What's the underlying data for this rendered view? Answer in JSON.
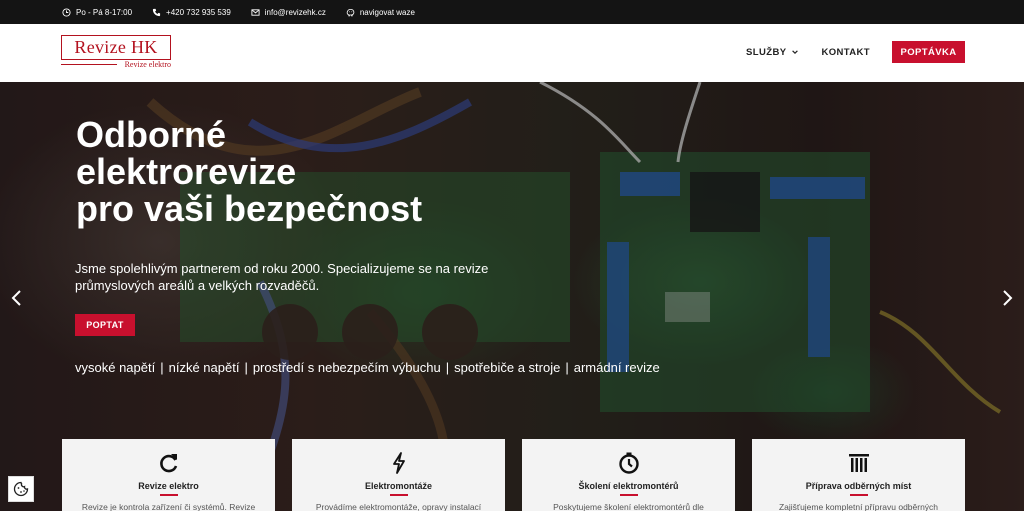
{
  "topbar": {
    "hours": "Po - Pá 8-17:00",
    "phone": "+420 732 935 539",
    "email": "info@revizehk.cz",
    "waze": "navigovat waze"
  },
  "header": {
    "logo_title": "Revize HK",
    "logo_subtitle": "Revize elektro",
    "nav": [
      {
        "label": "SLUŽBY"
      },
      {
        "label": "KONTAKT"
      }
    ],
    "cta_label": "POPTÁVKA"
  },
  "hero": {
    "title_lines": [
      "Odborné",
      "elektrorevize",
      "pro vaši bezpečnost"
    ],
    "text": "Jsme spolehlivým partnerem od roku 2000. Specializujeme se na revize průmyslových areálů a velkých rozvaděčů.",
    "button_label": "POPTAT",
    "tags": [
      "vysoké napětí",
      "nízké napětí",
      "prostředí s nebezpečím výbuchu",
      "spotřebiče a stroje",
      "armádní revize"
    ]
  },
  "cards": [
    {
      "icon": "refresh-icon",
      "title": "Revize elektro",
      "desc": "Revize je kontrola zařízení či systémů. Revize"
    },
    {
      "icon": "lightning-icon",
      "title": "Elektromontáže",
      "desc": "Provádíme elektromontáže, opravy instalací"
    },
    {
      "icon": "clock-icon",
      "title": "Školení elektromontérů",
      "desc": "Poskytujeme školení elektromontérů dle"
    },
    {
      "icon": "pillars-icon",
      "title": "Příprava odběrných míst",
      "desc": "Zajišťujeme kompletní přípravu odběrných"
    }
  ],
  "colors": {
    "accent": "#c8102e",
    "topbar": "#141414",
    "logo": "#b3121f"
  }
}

::::

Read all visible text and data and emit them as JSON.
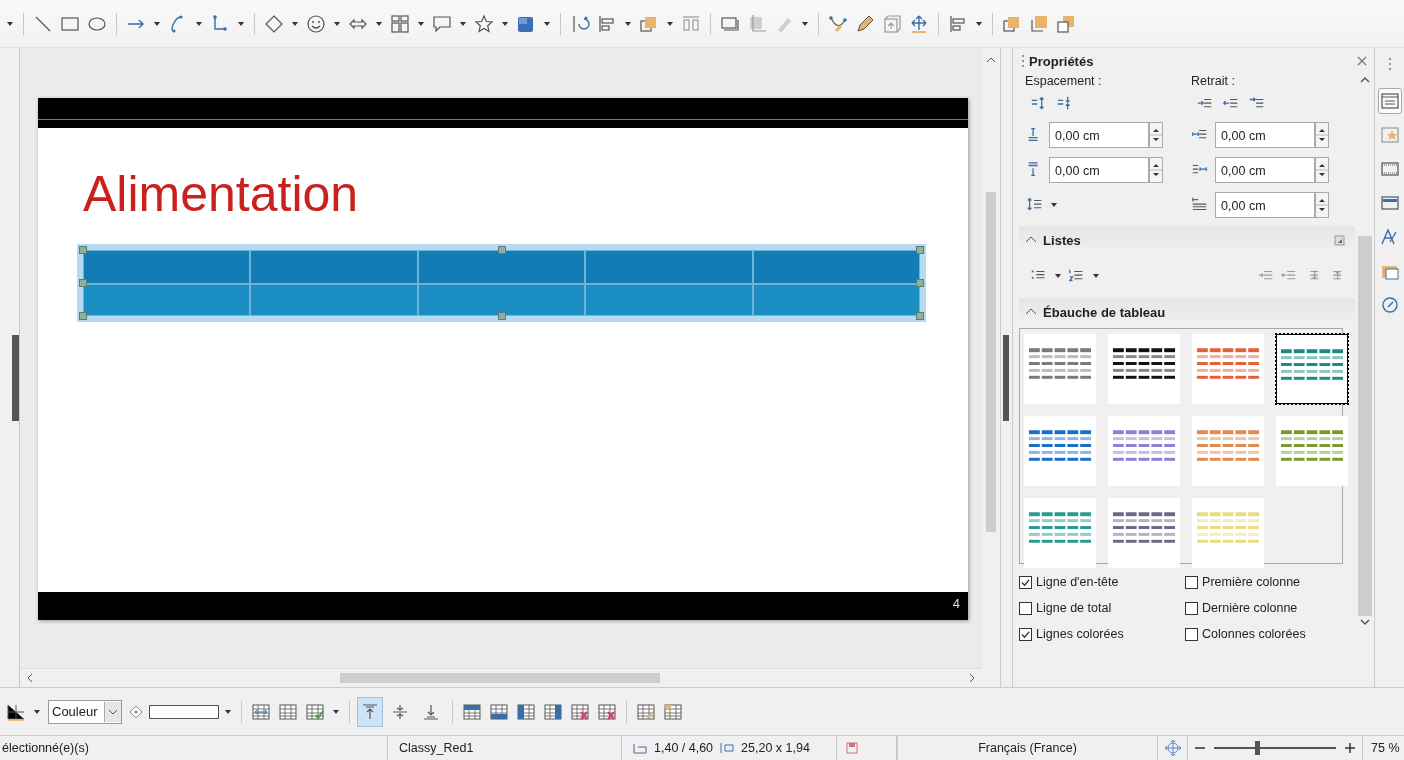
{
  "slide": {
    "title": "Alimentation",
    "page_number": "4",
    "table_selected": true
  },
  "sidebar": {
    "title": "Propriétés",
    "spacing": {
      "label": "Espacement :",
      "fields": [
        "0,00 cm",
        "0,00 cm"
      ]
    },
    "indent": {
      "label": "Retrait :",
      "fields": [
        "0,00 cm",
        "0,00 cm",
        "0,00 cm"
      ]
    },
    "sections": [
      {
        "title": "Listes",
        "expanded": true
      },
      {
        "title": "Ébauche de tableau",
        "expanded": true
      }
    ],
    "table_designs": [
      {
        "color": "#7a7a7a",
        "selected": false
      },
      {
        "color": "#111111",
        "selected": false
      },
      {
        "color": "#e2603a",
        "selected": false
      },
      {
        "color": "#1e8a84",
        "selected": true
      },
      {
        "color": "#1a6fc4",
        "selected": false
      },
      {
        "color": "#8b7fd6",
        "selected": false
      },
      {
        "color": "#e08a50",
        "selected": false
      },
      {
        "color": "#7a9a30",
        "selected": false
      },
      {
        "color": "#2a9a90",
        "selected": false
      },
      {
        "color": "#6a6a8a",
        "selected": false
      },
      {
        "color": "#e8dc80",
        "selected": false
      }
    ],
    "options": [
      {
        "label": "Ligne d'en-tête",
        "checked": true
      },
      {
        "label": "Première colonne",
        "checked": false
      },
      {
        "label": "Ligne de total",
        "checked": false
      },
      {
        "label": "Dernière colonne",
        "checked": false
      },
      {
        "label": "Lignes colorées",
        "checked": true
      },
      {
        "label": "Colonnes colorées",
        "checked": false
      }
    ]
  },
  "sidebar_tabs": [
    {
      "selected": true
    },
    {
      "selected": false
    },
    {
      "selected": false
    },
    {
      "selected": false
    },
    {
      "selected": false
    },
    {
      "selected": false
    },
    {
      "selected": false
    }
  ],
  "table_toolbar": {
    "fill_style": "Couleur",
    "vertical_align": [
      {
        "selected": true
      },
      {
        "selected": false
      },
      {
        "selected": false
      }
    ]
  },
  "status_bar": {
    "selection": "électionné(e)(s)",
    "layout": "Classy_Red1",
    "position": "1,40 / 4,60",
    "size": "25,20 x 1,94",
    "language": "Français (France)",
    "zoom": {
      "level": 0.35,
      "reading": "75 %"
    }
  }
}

::::

- Task to complete -
Reproduce every line of the listing above in which the string "desc" appears.

- Task solution -
      "desc": "Revize je kontrola zařízení či systémů. Revize"
      "desc": "Provádíme elektromontáže, opravy instalací"
      "desc": "Poskytujeme školení elektromontérů dle"
      "desc": "Zajišťujeme kompletní přípravu odběrných"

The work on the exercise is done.